Copy the data exactly; pictures stay out of the copy.

— Start Data supplied —

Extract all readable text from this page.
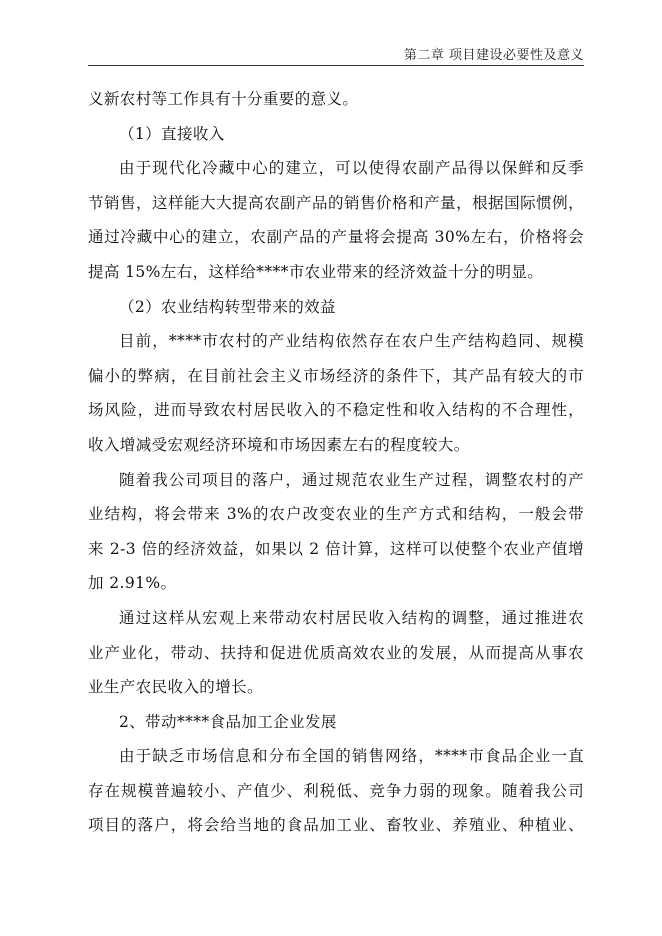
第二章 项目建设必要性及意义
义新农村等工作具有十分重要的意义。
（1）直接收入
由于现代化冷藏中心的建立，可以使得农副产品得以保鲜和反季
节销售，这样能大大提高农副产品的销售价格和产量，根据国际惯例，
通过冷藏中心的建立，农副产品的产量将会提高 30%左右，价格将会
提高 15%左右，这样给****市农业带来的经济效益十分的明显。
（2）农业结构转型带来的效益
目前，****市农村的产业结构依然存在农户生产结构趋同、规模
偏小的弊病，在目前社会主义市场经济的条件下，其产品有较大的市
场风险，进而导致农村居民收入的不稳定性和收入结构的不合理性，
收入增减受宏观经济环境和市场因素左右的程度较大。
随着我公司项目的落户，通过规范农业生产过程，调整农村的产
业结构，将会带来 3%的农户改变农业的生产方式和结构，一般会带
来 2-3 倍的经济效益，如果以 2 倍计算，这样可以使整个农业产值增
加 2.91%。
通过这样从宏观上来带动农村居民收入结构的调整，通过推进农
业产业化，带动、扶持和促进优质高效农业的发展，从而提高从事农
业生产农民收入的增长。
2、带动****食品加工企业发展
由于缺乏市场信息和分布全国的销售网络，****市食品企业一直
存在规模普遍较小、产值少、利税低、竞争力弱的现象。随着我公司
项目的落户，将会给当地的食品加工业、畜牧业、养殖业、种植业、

— End Data supplied —

■ **Written answer**:
Extract all readable text from this page.
第二章 项目建设必要性及意义
义新农村等工作具有十分重要的意义。
（1）直接收入
由于现代化冷藏中心的建立，可以使得农副产品得以保鲜和反季
节销售，这样能大大提高农副产品的销售价格和产量，根据国际惯例，
通过冷藏中心的建立，农副产品的产量将会提高 30%左右，价格将会
提高 15%左右，这样给****市农业带来的经济效益十分的明显。
（2）农业结构转型带来的效益
目前，****市农村的产业结构依然存在农户生产结构趋同、规模
偏小的弊病，在目前社会主义市场经济的条件下，其产品有较大的市
场风险，进而导致农村居民收入的不稳定性和收入结构的不合理性，
收入增减受宏观经济环境和市场因素左右的程度较大。
随着我公司项目的落户，通过规范农业生产过程，调整农村的产
业结构，将会带来 3%的农户改变农业的生产方式和结构，一般会带
来 2-3 倍的经济效益，如果以 2 倍计算，这样可以使整个农业产值增
加 2.91%。
通过这样从宏观上来带动农村居民收入结构的调整，通过推进农
业产业化，带动、扶持和促进优质高效农业的发展，从而提高从事农
业生产农民收入的增长。
2、带动****食品加工企业发展
由于缺乏市场信息和分布全国的销售网络，****市食品企业一直
存在规模普遍较小、产值少、利税低、竞争力弱的现象。随着我公司
项目的落户，将会给当地的食品加工业、畜牧业、养殖业、种植业、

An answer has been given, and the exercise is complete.